▸ EXERCISE MATERIALS:
§ §
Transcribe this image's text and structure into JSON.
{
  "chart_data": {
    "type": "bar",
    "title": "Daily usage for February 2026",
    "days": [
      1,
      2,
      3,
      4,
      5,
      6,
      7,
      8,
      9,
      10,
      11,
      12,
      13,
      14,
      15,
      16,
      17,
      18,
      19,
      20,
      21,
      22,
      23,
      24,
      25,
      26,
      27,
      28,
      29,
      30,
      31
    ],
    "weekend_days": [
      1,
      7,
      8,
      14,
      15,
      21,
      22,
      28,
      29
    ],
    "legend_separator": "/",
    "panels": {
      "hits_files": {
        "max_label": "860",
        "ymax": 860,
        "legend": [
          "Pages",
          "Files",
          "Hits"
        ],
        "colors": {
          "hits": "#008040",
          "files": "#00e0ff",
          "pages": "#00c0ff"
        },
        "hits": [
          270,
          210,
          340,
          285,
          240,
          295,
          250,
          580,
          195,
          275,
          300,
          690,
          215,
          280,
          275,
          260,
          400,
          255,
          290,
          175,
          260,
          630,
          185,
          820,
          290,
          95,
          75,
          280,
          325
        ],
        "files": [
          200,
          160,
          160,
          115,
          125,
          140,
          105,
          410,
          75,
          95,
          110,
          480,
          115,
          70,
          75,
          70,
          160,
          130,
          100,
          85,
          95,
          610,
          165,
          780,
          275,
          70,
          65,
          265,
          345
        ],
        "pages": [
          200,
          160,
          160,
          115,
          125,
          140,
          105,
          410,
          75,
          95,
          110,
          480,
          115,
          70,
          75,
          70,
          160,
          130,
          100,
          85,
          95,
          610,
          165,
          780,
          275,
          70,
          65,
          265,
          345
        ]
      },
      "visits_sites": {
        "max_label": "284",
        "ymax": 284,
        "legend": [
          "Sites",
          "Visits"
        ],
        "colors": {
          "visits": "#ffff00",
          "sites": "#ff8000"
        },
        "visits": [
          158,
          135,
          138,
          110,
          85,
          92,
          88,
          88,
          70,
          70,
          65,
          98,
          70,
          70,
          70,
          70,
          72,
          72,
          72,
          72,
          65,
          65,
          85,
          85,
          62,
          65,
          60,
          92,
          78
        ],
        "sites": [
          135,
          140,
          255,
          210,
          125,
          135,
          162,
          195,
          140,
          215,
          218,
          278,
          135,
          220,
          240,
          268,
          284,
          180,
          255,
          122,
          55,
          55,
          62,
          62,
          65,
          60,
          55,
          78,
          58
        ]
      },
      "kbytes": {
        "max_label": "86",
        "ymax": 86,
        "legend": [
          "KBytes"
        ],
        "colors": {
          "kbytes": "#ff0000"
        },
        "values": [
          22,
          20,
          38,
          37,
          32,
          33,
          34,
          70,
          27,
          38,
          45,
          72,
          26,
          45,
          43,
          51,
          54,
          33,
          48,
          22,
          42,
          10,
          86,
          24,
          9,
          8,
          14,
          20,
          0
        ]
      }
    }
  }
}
§ §
▸ INSTRUCTIONS TO FOLLOW: All of the data must be returned exactly.

▸ CORRECT RESULT:
Transcribe this image's text and structure into JSON.
{
  "chart_data": {
    "type": "bar",
    "title": "Daily usage for February 2026",
    "days": [
      1,
      2,
      3,
      4,
      5,
      6,
      7,
      8,
      9,
      10,
      11,
      12,
      13,
      14,
      15,
      16,
      17,
      18,
      19,
      20,
      21,
      22,
      23,
      24,
      25,
      26,
      27,
      28,
      29,
      30,
      31
    ],
    "weekend_days": [
      1,
      7,
      8,
      14,
      15,
      21,
      22,
      28,
      29
    ],
    "legend_separator": "/",
    "panels": {
      "hits_files": {
        "max_label": "860",
        "ymax": 860,
        "legend": [
          "Pages",
          "Files",
          "Hits"
        ],
        "colors": {
          "hits": "#008040",
          "files": "#00e0ff",
          "pages": "#00c0ff"
        },
        "hits": [
          270,
          210,
          340,
          285,
          240,
          295,
          250,
          580,
          195,
          275,
          300,
          690,
          215,
          280,
          275,
          260,
          400,
          255,
          290,
          175,
          260,
          630,
          185,
          820,
          290,
          95,
          75,
          280,
          325
        ],
        "files": [
          200,
          160,
          160,
          115,
          125,
          140,
          105,
          410,
          75,
          95,
          110,
          480,
          115,
          70,
          75,
          70,
          160,
          130,
          100,
          85,
          95,
          610,
          165,
          780,
          275,
          70,
          65,
          265,
          345
        ],
        "pages": [
          200,
          160,
          160,
          115,
          125,
          140,
          105,
          410,
          75,
          95,
          110,
          480,
          115,
          70,
          75,
          70,
          160,
          130,
          100,
          85,
          95,
          610,
          165,
          780,
          275,
          70,
          65,
          265,
          345
        ]
      },
      "visits_sites": {
        "max_label": "284",
        "ymax": 284,
        "legend": [
          "Sites",
          "Visits"
        ],
        "colors": {
          "visits": "#ffff00",
          "sites": "#ff8000"
        },
        "visits": [
          158,
          135,
          138,
          110,
          85,
          92,
          88,
          88,
          70,
          70,
          65,
          98,
          70,
          70,
          70,
          70,
          72,
          72,
          72,
          72,
          65,
          65,
          85,
          85,
          62,
          65,
          60,
          92,
          78
        ],
        "sites": [
          135,
          140,
          255,
          210,
          125,
          135,
          162,
          195,
          140,
          215,
          218,
          278,
          135,
          220,
          240,
          268,
          284,
          180,
          255,
          122,
          55,
          55,
          62,
          62,
          65,
          60,
          55,
          78,
          58
        ]
      },
      "kbytes": {
        "max_label": "86",
        "ymax": 86,
        "legend": [
          "KBytes"
        ],
        "colors": {
          "kbytes": "#ff0000"
        },
        "values": [
          22,
          20,
          38,
          37,
          32,
          33,
          34,
          70,
          27,
          38,
          45,
          72,
          26,
          45,
          43,
          51,
          54,
          33,
          48,
          22,
          42,
          10,
          86,
          24,
          9,
          8,
          14,
          20,
          0
        ]
      }
    }
  }
}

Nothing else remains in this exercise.